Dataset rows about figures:
---*---
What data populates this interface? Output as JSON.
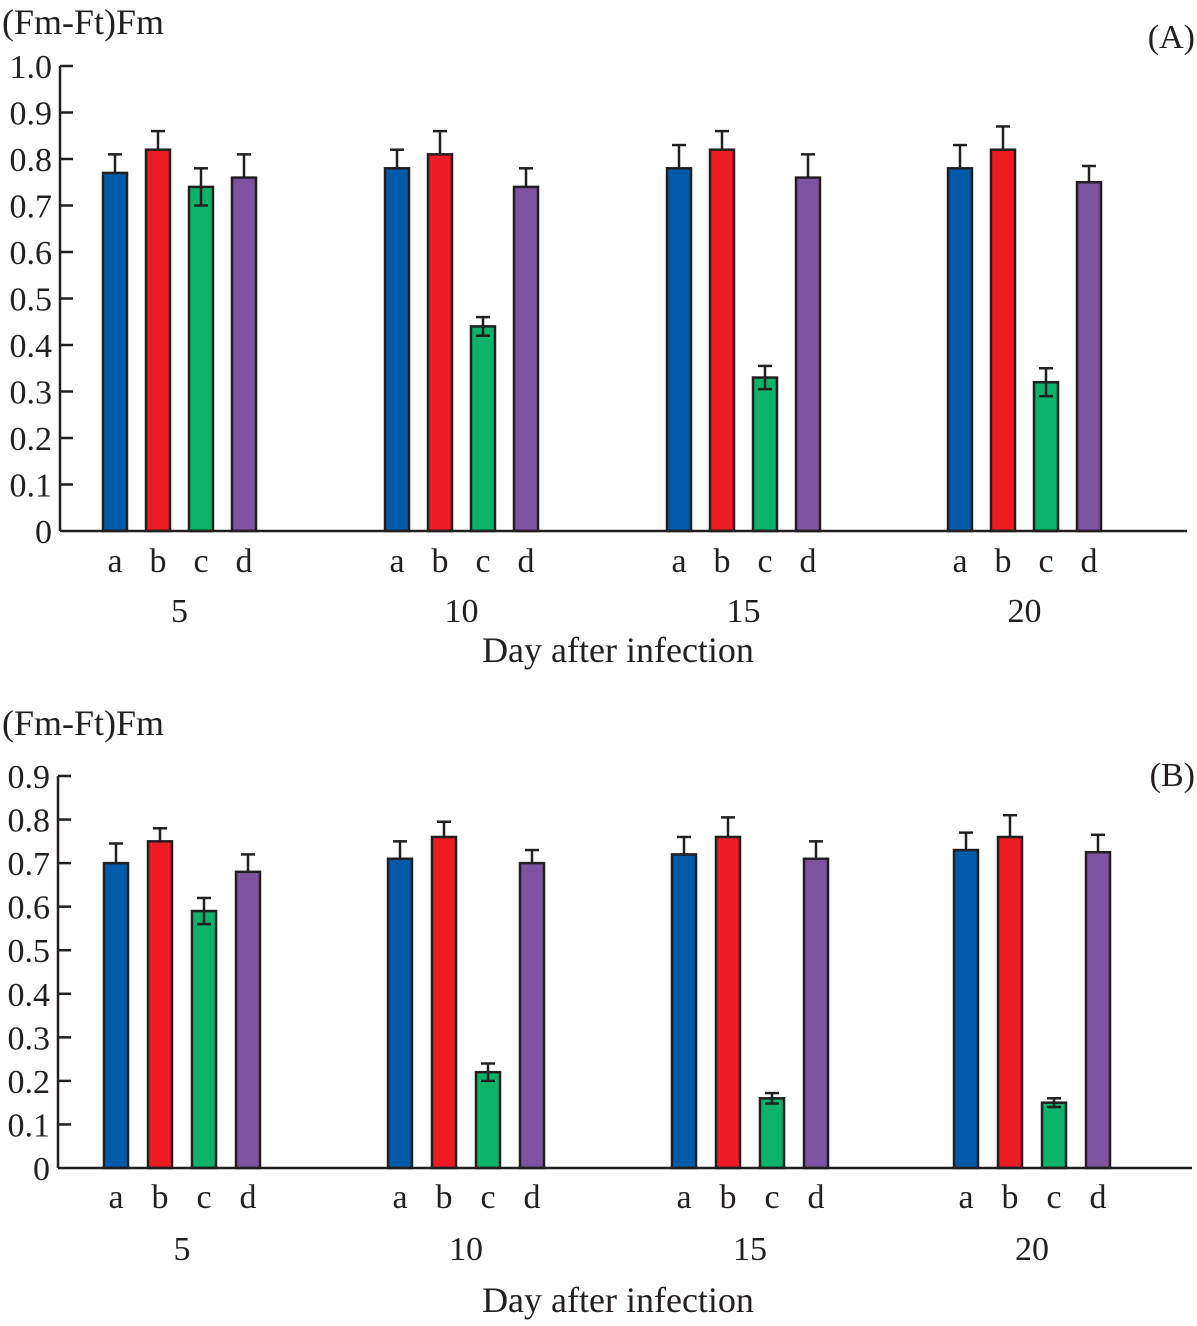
{
  "colors": {
    "a": "#005aaa",
    "b": "#ed1c24",
    "c": "#0ab26a",
    "d": "#7d52a1",
    "axis": "#231f20"
  },
  "chart_data": [
    {
      "type": "bar",
      "panel_label": "(A)",
      "title": "",
      "ylabel": "(Fm-Ft)Fm",
      "xlabel": "Day after infection",
      "ylim": [
        0,
        1.0
      ],
      "yticks": [
        "0",
        "0.1",
        "0.2",
        "0.3",
        "0.4",
        "0.5",
        "0.6",
        "0.7",
        "0.8",
        "0.9",
        "1.0"
      ],
      "grid": false,
      "categories": [
        "5",
        "10",
        "15",
        "20"
      ],
      "sub_categories": [
        "a",
        "b",
        "c",
        "d"
      ],
      "series": [
        {
          "name": "a",
          "values": [
            0.77,
            0.78,
            0.78,
            0.78
          ],
          "errors": [
            0.04,
            0.04,
            0.05,
            0.05
          ]
        },
        {
          "name": "b",
          "values": [
            0.82,
            0.81,
            0.82,
            0.82
          ],
          "errors": [
            0.04,
            0.05,
            0.04,
            0.05
          ]
        },
        {
          "name": "c",
          "values": [
            0.74,
            0.44,
            0.33,
            0.32
          ],
          "errors": [
            0.04,
            0.02,
            0.025,
            0.03
          ]
        },
        {
          "name": "d",
          "values": [
            0.76,
            0.74,
            0.76,
            0.75
          ],
          "errors": [
            0.05,
            0.04,
            0.05,
            0.035
          ]
        }
      ]
    },
    {
      "type": "bar",
      "panel_label": "(B)",
      "title": "",
      "ylabel": "(Fm-Ft)Fm",
      "xlabel": "Day after infection",
      "ylim": [
        0,
        0.9
      ],
      "yticks": [
        "0",
        "0.1",
        "0.2",
        "0.3",
        "0.4",
        "0.5",
        "0.6",
        "0.7",
        "0.8",
        "0.9"
      ],
      "grid": false,
      "categories": [
        "5",
        "10",
        "15",
        "20"
      ],
      "sub_categories": [
        "a",
        "b",
        "c",
        "d"
      ],
      "series": [
        {
          "name": "a",
          "values": [
            0.7,
            0.71,
            0.72,
            0.73
          ],
          "errors": [
            0.045,
            0.04,
            0.04,
            0.04
          ]
        },
        {
          "name": "b",
          "values": [
            0.75,
            0.76,
            0.76,
            0.76
          ],
          "errors": [
            0.03,
            0.035,
            0.045,
            0.05
          ]
        },
        {
          "name": "c",
          "values": [
            0.59,
            0.22,
            0.16,
            0.15
          ],
          "errors": [
            0.03,
            0.02,
            0.012,
            0.01
          ]
        },
        {
          "name": "d",
          "values": [
            0.68,
            0.7,
            0.71,
            0.725
          ],
          "errors": [
            0.04,
            0.03,
            0.04,
            0.04
          ]
        }
      ]
    }
  ]
}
---*---
• _Objective_
Copy all the records above exactly, but leave out the pictures.

• _Result_
What data populates this interface? Output as JSON.
{
  "colors": {
    "a": "#005aaa",
    "b": "#ed1c24",
    "c": "#0ab26a",
    "d": "#7d52a1",
    "axis": "#231f20"
  },
  "chart_data": [
    {
      "type": "bar",
      "panel_label": "(A)",
      "title": "",
      "ylabel": "(Fm-Ft)Fm",
      "xlabel": "Day after infection",
      "ylim": [
        0,
        1.0
      ],
      "yticks": [
        "0",
        "0.1",
        "0.2",
        "0.3",
        "0.4",
        "0.5",
        "0.6",
        "0.7",
        "0.8",
        "0.9",
        "1.0"
      ],
      "grid": false,
      "categories": [
        "5",
        "10",
        "15",
        "20"
      ],
      "sub_categories": [
        "a",
        "b",
        "c",
        "d"
      ],
      "series": [
        {
          "name": "a",
          "values": [
            0.77,
            0.78,
            0.78,
            0.78
          ],
          "errors": [
            0.04,
            0.04,
            0.05,
            0.05
          ]
        },
        {
          "name": "b",
          "values": [
            0.82,
            0.81,
            0.82,
            0.82
          ],
          "errors": [
            0.04,
            0.05,
            0.04,
            0.05
          ]
        },
        {
          "name": "c",
          "values": [
            0.74,
            0.44,
            0.33,
            0.32
          ],
          "errors": [
            0.04,
            0.02,
            0.025,
            0.03
          ]
        },
        {
          "name": "d",
          "values": [
            0.76,
            0.74,
            0.76,
            0.75
          ],
          "errors": [
            0.05,
            0.04,
            0.05,
            0.035
          ]
        }
      ]
    },
    {
      "type": "bar",
      "panel_label": "(B)",
      "title": "",
      "ylabel": "(Fm-Ft)Fm",
      "xlabel": "Day after infection",
      "ylim": [
        0,
        0.9
      ],
      "yticks": [
        "0",
        "0.1",
        "0.2",
        "0.3",
        "0.4",
        "0.5",
        "0.6",
        "0.7",
        "0.8",
        "0.9"
      ],
      "grid": false,
      "categories": [
        "5",
        "10",
        "15",
        "20"
      ],
      "sub_categories": [
        "a",
        "b",
        "c",
        "d"
      ],
      "series": [
        {
          "name": "a",
          "values": [
            0.7,
            0.71,
            0.72,
            0.73
          ],
          "errors": [
            0.045,
            0.04,
            0.04,
            0.04
          ]
        },
        {
          "name": "b",
          "values": [
            0.75,
            0.76,
            0.76,
            0.76
          ],
          "errors": [
            0.03,
            0.035,
            0.045,
            0.05
          ]
        },
        {
          "name": "c",
          "values": [
            0.59,
            0.22,
            0.16,
            0.15
          ],
          "errors": [
            0.03,
            0.02,
            0.012,
            0.01
          ]
        },
        {
          "name": "d",
          "values": [
            0.68,
            0.7,
            0.71,
            0.725
          ],
          "errors": [
            0.04,
            0.03,
            0.04,
            0.04
          ]
        }
      ]
    }
  ]
}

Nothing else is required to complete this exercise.